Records

● ● ● ● ●

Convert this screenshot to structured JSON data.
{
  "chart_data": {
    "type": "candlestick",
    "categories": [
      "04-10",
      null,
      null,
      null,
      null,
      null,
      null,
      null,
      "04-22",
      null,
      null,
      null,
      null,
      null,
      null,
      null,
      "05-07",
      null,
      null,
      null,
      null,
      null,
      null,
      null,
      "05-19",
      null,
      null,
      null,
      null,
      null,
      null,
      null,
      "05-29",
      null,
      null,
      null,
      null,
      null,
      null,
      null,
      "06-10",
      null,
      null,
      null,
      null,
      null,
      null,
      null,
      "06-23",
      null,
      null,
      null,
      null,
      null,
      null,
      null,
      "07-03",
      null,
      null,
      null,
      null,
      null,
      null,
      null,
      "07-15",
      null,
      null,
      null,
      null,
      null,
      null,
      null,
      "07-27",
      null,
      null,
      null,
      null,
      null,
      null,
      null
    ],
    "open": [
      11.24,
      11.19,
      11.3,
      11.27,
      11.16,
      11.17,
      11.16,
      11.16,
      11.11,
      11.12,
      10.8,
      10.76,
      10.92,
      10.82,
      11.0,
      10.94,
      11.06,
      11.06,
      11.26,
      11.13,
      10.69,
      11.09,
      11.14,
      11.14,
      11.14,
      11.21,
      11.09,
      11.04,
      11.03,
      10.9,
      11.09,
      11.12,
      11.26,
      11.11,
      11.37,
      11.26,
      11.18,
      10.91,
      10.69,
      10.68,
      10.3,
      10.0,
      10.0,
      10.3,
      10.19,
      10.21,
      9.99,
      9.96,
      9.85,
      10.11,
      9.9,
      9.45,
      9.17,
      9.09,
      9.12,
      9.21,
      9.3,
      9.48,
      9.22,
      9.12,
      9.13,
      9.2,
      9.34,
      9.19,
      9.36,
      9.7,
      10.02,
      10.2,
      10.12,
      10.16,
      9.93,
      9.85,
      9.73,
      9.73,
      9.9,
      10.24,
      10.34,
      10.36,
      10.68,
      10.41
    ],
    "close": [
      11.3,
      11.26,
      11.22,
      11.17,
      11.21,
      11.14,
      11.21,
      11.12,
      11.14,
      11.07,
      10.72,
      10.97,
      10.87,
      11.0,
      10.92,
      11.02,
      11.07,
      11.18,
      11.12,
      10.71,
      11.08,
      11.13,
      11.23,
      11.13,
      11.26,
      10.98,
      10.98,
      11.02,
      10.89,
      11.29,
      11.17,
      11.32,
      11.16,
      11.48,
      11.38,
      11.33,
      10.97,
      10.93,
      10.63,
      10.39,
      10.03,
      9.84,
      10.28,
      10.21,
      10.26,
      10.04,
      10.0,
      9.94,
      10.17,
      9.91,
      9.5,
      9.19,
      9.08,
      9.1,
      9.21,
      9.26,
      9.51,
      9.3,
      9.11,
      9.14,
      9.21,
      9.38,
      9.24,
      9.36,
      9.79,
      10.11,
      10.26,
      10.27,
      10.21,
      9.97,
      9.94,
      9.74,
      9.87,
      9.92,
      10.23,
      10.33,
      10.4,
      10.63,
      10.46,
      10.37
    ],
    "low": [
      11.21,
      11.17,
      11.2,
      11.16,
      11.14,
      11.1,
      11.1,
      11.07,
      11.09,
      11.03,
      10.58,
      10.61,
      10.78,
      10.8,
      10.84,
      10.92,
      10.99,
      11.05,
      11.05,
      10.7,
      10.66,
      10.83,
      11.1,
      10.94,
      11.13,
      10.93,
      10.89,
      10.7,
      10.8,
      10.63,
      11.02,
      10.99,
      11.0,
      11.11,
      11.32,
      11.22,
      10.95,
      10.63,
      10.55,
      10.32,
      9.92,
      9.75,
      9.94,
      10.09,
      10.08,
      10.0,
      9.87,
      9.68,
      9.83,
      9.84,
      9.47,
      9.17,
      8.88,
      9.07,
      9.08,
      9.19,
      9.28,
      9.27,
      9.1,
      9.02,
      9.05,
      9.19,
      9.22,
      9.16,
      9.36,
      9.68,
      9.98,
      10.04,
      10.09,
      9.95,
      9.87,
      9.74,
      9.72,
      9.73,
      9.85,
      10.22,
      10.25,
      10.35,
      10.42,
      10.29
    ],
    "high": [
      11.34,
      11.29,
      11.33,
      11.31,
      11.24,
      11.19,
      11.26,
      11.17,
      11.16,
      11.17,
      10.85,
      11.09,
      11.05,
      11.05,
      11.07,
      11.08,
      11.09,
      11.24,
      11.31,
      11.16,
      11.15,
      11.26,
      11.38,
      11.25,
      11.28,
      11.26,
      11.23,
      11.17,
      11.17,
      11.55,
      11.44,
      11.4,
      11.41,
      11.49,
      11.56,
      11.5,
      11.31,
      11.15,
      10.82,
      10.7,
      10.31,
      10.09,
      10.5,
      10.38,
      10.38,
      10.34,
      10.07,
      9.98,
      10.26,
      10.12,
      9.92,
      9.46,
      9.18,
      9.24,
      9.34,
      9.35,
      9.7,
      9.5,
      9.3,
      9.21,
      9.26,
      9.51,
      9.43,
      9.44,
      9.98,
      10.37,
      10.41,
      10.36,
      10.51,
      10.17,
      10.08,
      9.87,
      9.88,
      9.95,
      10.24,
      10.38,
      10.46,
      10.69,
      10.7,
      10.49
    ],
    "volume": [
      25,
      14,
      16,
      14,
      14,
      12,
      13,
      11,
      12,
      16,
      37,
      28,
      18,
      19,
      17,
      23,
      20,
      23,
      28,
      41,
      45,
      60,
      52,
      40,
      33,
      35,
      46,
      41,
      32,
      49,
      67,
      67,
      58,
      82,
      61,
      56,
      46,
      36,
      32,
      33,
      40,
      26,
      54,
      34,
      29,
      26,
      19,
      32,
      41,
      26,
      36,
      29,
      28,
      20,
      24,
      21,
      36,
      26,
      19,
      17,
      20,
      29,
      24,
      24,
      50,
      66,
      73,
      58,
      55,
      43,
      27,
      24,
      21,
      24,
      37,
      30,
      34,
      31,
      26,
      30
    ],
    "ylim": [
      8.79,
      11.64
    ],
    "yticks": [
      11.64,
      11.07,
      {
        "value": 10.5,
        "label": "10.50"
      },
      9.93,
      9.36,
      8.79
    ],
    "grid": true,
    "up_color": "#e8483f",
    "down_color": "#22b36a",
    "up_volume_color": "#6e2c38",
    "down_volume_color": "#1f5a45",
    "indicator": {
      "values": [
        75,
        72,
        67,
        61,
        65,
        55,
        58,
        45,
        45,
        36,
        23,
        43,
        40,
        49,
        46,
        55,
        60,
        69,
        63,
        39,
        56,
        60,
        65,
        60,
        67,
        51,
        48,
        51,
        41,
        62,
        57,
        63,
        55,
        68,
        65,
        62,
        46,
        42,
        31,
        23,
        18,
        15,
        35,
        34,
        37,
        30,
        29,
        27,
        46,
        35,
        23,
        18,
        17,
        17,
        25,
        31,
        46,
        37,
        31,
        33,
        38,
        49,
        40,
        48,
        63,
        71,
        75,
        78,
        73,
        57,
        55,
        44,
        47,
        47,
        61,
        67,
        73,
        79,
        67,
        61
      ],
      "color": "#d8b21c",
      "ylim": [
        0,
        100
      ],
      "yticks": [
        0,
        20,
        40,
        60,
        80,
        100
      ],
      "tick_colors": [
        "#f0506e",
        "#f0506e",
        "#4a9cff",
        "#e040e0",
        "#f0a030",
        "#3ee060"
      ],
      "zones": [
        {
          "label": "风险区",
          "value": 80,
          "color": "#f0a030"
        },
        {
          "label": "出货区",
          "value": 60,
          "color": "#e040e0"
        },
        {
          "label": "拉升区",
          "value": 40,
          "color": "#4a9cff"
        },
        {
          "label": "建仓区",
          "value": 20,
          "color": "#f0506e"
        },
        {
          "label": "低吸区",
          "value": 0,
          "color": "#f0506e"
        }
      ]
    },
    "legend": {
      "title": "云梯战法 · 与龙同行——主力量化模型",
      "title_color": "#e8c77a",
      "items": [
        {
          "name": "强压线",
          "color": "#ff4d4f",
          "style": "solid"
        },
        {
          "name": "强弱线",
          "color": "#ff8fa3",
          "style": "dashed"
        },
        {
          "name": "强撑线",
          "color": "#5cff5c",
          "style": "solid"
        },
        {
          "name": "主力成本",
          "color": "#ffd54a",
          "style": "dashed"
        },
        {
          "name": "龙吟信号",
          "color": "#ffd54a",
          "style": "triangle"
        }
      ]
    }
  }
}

● ● ● ● ●

■ WHAT THIS TASK INVOLVES
Return every line of the preceding records in which the word "label" appears.

■ RESPONSE BELOW
        "label": "10.50"
          "label": "风险区",
          "label": "出货区",
          "label": "拉升区",
          "label": "建仓区",
          "label": "低吸区",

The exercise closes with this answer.